(AIM) Copy all lines below exactly as written. Leave pictures out.

--- Begin INFORMATION SUPPLIED ---

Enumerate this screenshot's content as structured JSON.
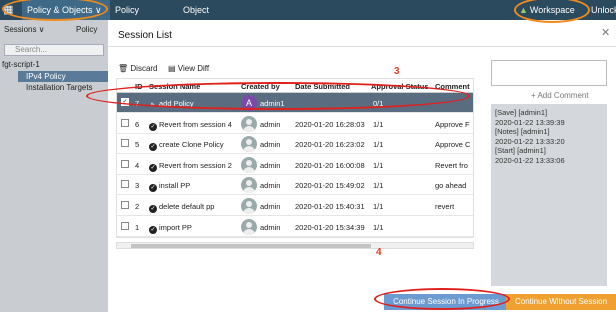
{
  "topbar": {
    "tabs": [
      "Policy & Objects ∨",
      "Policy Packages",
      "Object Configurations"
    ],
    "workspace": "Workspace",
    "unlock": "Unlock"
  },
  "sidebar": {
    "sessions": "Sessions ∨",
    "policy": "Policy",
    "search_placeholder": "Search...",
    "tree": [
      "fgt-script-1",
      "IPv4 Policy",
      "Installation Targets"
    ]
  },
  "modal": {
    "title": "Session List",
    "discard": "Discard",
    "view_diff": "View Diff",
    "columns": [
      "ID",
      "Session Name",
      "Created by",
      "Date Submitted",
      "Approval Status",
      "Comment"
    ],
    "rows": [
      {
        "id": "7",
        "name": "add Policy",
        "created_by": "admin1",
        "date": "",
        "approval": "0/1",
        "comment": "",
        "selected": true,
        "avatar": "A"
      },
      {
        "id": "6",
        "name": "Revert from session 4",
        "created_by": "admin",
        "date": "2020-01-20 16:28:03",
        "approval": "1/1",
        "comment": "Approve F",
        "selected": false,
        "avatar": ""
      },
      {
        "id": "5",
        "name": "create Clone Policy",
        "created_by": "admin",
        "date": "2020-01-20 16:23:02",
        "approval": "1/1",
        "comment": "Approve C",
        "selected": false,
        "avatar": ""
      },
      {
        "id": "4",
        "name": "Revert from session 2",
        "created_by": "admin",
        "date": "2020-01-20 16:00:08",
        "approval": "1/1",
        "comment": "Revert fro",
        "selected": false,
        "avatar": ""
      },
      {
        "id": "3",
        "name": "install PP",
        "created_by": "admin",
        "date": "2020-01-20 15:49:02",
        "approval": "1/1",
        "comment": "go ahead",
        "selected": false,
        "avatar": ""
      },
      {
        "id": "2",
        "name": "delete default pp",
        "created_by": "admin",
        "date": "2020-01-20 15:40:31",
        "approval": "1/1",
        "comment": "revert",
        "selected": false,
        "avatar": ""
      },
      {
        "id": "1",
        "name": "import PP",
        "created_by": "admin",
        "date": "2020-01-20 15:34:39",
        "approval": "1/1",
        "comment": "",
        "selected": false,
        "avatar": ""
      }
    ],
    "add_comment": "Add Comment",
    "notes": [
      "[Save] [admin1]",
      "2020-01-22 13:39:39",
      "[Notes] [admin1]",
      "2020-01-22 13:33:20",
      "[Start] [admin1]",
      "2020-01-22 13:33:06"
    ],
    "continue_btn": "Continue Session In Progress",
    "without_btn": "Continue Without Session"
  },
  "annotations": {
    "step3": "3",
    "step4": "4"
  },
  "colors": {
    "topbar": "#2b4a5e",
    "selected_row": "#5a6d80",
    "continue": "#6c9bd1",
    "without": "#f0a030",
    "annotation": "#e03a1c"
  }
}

--- End INFORMATION SUPPLIED ---

(SOLUTION)
Enumerate this screenshot's content as structured JSON.
{
  "topbar": {
    "tabs": [
      "Policy & Objects ∨",
      "Policy Packages",
      "Object Configurations"
    ],
    "workspace": "Workspace",
    "unlock": "Unlock"
  },
  "sidebar": {
    "sessions": "Sessions ∨",
    "policy": "Policy",
    "search_placeholder": "Search...",
    "tree": [
      "fgt-script-1",
      "IPv4 Policy",
      "Installation Targets"
    ]
  },
  "modal": {
    "title": "Session List",
    "discard": "Discard",
    "view_diff": "View Diff",
    "columns": [
      "ID",
      "Session Name",
      "Created by",
      "Date Submitted",
      "Approval Status",
      "Comment"
    ],
    "rows": [
      {
        "id": "7",
        "name": "add Policy",
        "created_by": "admin1",
        "date": "",
        "approval": "0/1",
        "comment": "",
        "selected": true,
        "avatar": "A"
      },
      {
        "id": "6",
        "name": "Revert from session 4",
        "created_by": "admin",
        "date": "2020-01-20 16:28:03",
        "approval": "1/1",
        "comment": "Approve F",
        "selected": false,
        "avatar": ""
      },
      {
        "id": "5",
        "name": "create Clone Policy",
        "created_by": "admin",
        "date": "2020-01-20 16:23:02",
        "approval": "1/1",
        "comment": "Approve C",
        "selected": false,
        "avatar": ""
      },
      {
        "id": "4",
        "name": "Revert from session 2",
        "created_by": "admin",
        "date": "2020-01-20 16:00:08",
        "approval": "1/1",
        "comment": "Revert fro",
        "selected": false,
        "avatar": ""
      },
      {
        "id": "3",
        "name": "install PP",
        "created_by": "admin",
        "date": "2020-01-20 15:49:02",
        "approval": "1/1",
        "comment": "go ahead",
        "selected": false,
        "avatar": ""
      },
      {
        "id": "2",
        "name": "delete default pp",
        "created_by": "admin",
        "date": "2020-01-20 15:40:31",
        "approval": "1/1",
        "comment": "revert",
        "selected": false,
        "avatar": ""
      },
      {
        "id": "1",
        "name": "import PP",
        "created_by": "admin",
        "date": "2020-01-20 15:34:39",
        "approval": "1/1",
        "comment": "",
        "selected": false,
        "avatar": ""
      }
    ],
    "add_comment": "Add Comment",
    "notes": [
      "[Save] [admin1]",
      "2020-01-22 13:39:39",
      "[Notes] [admin1]",
      "2020-01-22 13:33:20",
      "[Start] [admin1]",
      "2020-01-22 13:33:06"
    ],
    "continue_btn": "Continue Session In Progress",
    "without_btn": "Continue Without Session"
  },
  "annotations": {
    "step3": "3",
    "step4": "4"
  },
  "colors": {
    "topbar": "#2b4a5e",
    "selected_row": "#5a6d80",
    "continue": "#6c9bd1",
    "without": "#f0a030",
    "annotation": "#e03a1c"
  }
}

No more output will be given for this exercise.